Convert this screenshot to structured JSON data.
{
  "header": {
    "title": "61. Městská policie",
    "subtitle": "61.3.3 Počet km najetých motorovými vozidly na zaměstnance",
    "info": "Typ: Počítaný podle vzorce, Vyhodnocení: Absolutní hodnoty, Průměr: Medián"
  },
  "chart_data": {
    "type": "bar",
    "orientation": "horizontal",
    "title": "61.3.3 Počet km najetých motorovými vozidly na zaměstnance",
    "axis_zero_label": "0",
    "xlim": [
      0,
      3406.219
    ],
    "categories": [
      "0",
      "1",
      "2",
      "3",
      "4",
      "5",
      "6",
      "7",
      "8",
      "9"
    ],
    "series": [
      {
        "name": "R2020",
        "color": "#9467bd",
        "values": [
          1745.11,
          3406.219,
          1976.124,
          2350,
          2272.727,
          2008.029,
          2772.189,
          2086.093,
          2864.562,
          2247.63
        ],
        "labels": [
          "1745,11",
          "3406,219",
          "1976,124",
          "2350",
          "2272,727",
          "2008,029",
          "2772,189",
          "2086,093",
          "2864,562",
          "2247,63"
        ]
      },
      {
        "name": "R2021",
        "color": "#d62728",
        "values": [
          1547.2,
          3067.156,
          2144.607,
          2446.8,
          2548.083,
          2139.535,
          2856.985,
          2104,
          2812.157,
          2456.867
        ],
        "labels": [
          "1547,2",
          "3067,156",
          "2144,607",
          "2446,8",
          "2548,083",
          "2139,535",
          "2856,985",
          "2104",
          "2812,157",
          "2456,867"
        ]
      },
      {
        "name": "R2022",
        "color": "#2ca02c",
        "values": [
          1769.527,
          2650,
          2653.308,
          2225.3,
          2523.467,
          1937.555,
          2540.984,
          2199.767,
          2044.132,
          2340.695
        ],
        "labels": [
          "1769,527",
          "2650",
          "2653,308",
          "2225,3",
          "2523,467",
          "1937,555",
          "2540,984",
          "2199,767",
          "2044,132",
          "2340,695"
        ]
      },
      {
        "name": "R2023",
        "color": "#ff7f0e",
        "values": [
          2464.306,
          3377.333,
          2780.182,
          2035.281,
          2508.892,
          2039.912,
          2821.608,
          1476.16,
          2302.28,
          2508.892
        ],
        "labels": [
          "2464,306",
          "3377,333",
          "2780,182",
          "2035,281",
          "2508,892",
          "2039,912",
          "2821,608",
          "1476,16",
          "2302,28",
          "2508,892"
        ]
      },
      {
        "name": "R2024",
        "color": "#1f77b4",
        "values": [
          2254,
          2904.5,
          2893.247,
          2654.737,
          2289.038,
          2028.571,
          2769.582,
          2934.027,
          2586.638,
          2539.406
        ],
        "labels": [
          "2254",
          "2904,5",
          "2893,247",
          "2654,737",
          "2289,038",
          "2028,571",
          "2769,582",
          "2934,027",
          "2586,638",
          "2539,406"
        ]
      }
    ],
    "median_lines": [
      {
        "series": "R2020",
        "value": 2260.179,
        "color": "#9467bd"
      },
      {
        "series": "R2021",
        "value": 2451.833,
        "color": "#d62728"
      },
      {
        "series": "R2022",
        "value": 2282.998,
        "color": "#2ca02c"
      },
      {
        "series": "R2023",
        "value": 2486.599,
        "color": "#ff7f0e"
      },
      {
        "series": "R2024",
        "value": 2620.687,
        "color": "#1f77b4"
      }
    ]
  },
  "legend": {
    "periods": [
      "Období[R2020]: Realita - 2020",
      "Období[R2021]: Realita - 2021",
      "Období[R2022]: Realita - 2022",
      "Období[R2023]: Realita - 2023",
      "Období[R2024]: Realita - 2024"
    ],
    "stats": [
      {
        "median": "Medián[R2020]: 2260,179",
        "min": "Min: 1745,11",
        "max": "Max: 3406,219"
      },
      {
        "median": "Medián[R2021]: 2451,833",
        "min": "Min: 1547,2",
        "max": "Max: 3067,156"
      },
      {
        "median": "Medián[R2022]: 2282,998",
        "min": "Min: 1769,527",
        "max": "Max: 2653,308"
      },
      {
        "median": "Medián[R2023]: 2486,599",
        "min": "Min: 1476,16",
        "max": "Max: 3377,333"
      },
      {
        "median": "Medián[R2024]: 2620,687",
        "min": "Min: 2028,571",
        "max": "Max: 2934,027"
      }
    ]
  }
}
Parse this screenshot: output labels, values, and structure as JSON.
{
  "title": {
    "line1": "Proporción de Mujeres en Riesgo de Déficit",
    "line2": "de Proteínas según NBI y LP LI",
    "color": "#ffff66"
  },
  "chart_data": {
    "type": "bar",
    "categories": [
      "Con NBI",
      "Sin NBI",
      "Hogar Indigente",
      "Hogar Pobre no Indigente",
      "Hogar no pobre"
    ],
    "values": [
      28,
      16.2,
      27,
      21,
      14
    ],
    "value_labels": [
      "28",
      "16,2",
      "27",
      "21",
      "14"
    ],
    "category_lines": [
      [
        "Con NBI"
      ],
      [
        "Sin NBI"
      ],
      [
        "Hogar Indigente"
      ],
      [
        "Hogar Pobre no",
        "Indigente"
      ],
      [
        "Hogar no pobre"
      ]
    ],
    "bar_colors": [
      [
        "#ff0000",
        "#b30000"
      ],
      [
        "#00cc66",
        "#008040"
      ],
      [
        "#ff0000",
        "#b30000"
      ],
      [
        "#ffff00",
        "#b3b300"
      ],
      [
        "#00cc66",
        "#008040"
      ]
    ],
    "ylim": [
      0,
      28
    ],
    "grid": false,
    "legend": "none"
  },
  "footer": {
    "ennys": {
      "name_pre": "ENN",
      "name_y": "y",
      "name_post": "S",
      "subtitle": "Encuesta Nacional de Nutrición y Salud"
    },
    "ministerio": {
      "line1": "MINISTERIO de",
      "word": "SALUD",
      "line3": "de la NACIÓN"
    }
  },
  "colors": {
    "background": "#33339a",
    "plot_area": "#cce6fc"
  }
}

:::

#### Work to complete:
Find the line containing "Parse this screenshot: output", then output it and every line after it to the end of the data, exactly.

#### Solution:
Parse this screenshot: output labels, values, and structure as JSON.
{
  "title": {
    "line1": "Proporción de Mujeres en Riesgo de Déficit",
    "line2": "de Proteínas según NBI y LP LI",
    "color": "#ffff66"
  },
  "chart_data": {
    "type": "bar",
    "categories": [
      "Con NBI",
      "Sin NBI",
      "Hogar Indigente",
      "Hogar Pobre no Indigente",
      "Hogar no pobre"
    ],
    "values": [
      28,
      16.2,
      27,
      21,
      14
    ],
    "value_labels": [
      "28",
      "16,2",
      "27",
      "21",
      "14"
    ],
    "category_lines": [
      [
        "Con NBI"
      ],
      [
        "Sin NBI"
      ],
      [
        "Hogar Indigente"
      ],
      [
        "Hogar Pobre no",
        "Indigente"
      ],
      [
        "Hogar no pobre"
      ]
    ],
    "bar_colors": [
      [
        "#ff0000",
        "#b30000"
      ],
      [
        "#00cc66",
        "#008040"
      ],
      [
        "#ff0000",
        "#b30000"
      ],
      [
        "#ffff00",
        "#b3b300"
      ],
      [
        "#00cc66",
        "#008040"
      ]
    ],
    "ylim": [
      0,
      28
    ],
    "grid": false,
    "legend": "none"
  },
  "footer": {
    "ennys": {
      "name_pre": "ENN",
      "name_y": "y",
      "name_post": "S",
      "subtitle": "Encuesta Nacional de Nutrición y Salud"
    },
    "ministerio": {
      "line1": "MINISTERIO de",
      "word": "SALUD",
      "line3": "de la NACIÓN"
    }
  },
  "colors": {
    "background": "#33339a",
    "plot_area": "#cce6fc"
  }
}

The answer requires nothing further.